# [WHAT THE TASK REQUIRES]
Each line containing the word "efficacy" must be collected.

......

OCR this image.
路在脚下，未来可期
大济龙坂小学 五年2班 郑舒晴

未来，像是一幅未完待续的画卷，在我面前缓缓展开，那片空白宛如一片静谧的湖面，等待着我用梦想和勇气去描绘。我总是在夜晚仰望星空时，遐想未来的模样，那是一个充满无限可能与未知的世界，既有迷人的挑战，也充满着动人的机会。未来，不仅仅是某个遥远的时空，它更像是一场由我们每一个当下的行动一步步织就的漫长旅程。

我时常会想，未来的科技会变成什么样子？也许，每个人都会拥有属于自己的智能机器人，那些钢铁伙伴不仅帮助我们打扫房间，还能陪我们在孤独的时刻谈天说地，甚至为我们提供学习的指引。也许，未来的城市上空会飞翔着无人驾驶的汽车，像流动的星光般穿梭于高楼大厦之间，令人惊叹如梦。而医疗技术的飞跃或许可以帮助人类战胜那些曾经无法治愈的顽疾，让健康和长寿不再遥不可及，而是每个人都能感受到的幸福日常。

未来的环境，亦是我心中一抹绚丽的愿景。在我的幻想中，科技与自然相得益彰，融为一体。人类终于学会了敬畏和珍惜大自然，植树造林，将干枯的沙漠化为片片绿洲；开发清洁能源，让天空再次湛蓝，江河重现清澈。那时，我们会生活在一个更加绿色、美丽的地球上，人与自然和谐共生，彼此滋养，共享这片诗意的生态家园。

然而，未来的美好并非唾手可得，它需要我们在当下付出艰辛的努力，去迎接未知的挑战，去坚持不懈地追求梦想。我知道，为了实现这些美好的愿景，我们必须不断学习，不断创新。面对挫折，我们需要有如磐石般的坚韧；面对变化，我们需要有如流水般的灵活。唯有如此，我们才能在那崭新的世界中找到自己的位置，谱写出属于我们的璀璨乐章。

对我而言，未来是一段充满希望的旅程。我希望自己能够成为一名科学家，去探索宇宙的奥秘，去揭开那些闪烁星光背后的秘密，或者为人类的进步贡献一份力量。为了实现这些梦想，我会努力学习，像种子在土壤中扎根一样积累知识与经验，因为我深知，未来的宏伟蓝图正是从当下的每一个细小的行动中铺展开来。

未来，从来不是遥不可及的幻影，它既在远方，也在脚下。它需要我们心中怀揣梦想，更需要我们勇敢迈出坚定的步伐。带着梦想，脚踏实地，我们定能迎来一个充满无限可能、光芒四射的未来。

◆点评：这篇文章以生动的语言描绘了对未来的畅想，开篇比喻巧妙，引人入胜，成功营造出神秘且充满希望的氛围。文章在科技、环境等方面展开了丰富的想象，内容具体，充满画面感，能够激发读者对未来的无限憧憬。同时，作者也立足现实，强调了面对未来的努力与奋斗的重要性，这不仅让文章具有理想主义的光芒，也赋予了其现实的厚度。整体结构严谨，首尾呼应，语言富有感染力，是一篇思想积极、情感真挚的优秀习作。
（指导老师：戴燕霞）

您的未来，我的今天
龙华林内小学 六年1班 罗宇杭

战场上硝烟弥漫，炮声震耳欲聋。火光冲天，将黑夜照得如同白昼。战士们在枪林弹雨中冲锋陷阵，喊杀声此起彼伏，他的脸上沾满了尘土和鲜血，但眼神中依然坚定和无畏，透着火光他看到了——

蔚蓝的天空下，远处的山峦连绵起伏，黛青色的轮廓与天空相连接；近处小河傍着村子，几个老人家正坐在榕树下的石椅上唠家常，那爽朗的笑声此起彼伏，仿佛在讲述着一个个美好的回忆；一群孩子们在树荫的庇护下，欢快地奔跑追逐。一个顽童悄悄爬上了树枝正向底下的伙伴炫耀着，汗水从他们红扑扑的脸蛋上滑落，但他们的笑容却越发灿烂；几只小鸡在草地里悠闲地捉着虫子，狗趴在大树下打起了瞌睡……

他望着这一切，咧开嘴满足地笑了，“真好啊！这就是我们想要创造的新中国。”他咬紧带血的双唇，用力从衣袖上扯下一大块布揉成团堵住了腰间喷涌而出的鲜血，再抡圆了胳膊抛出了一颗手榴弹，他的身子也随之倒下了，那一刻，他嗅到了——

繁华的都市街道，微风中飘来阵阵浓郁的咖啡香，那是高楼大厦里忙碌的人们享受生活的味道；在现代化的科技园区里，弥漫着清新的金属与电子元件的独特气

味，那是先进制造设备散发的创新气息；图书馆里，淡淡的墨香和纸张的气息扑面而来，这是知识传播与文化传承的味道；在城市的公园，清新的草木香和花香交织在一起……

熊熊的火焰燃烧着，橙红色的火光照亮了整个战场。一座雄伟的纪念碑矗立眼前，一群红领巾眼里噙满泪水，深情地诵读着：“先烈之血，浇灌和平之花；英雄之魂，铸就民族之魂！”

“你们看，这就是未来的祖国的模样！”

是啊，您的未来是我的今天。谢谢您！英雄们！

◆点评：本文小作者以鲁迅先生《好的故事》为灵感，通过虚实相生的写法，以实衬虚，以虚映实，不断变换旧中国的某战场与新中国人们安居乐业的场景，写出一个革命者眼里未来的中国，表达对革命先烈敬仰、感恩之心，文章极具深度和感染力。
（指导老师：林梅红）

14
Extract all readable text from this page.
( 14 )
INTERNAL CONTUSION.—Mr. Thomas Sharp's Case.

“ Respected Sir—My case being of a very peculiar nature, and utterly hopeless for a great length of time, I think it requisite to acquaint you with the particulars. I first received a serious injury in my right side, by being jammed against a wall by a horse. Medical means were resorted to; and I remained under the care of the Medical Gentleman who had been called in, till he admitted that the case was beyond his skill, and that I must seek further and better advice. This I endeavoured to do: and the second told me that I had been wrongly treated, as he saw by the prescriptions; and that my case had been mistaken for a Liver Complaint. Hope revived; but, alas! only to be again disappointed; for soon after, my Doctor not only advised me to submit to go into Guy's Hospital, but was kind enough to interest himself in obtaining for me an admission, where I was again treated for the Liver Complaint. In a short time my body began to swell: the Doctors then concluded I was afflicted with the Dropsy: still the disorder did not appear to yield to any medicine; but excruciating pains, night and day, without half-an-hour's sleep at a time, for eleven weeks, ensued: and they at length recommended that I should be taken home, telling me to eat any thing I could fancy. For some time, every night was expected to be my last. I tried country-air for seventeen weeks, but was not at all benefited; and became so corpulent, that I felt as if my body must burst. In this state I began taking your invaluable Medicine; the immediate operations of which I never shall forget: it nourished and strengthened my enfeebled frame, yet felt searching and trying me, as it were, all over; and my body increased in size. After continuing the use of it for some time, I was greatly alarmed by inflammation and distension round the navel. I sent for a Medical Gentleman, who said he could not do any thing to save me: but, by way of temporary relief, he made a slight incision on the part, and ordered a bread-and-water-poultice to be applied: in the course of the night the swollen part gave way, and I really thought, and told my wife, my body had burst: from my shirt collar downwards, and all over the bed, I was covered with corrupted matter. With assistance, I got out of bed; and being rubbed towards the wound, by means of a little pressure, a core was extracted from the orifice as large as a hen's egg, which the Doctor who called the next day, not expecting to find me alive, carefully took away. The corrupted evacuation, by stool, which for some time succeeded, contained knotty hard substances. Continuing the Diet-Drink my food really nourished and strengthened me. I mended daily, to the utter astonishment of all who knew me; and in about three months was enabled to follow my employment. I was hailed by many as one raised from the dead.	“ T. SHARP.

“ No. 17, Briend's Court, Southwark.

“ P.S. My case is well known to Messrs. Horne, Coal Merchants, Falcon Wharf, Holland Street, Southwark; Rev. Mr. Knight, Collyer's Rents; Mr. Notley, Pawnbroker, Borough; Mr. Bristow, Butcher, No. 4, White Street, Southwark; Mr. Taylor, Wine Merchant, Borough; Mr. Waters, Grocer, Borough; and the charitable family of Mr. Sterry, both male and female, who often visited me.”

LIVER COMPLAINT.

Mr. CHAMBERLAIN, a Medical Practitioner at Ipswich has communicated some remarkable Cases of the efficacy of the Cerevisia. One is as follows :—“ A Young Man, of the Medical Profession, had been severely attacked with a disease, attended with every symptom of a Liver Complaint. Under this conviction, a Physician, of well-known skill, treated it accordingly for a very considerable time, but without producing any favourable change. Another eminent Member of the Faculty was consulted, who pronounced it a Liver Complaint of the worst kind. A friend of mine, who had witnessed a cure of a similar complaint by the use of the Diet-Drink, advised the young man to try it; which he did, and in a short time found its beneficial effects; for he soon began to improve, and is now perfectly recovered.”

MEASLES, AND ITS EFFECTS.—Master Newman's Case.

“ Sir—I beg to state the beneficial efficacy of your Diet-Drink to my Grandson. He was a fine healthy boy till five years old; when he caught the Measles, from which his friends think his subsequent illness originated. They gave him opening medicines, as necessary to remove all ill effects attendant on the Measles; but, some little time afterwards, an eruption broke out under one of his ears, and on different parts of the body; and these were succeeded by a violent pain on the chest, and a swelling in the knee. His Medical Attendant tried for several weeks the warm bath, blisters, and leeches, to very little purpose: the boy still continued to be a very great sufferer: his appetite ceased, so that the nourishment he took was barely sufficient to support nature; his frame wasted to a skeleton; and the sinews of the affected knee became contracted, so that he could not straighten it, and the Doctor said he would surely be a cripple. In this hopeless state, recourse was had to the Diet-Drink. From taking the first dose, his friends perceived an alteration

......

# [RESULT OF THIS EXERCISE]
Mr. CHAMBERLAIN, a Medical Practitioner at Ipswich has communicated some remarkable Cases of the efficacy of the Cerevisia. One is as follows :—“ A Young Man, of the Medical Profession, had been severely attacked with a disease, attended with every symptom of a Liver Complaint. Under this conviction, a Physician, of well-known skill, treated it accordingly for a very considerable time, but without producing any favourable change. Another eminent Member of the Faculty was consulted, who pronounced it a Liver Complaint of the worst kind. A friend of mine, who had witnessed a cure of a similar complaint by the use of the Diet-Drink, advised the young man to try it; which he did, and in a short time found its beneficial effects; for he soon began to improve, and is now perfectly recovered.”
“ Sir—I beg to state the beneficial efficacy of your Diet-Drink to my Grandson. He was a fine healthy boy till five years old; when he caught the Measles, from which his friends think his subsequent illness originated. They gave him opening medicines, as necessary to remove all ill effects attendant on the Measles; but, some little time afterwards, an eruption broke out under one of his ears, and on different parts of the body; and these were succeeded by a violent pain on the chest, and a swelling in the knee. His Medical Attendant tried for several weeks the warm bath, blisters, and leeches, to very little purpose: the boy still continued to be a very great sufferer: his appetite ceased, so that the nourishment he took was barely sufficient to support nature; his frame wasted to a skeleton; and the sinews of the affected knee became contracted, so that he could not straighten it, and the Doctor said he would surely be a cripple. In this hopeless state, recourse was had to the Diet-Drink. From taking the first dose, his friends perceived an alteration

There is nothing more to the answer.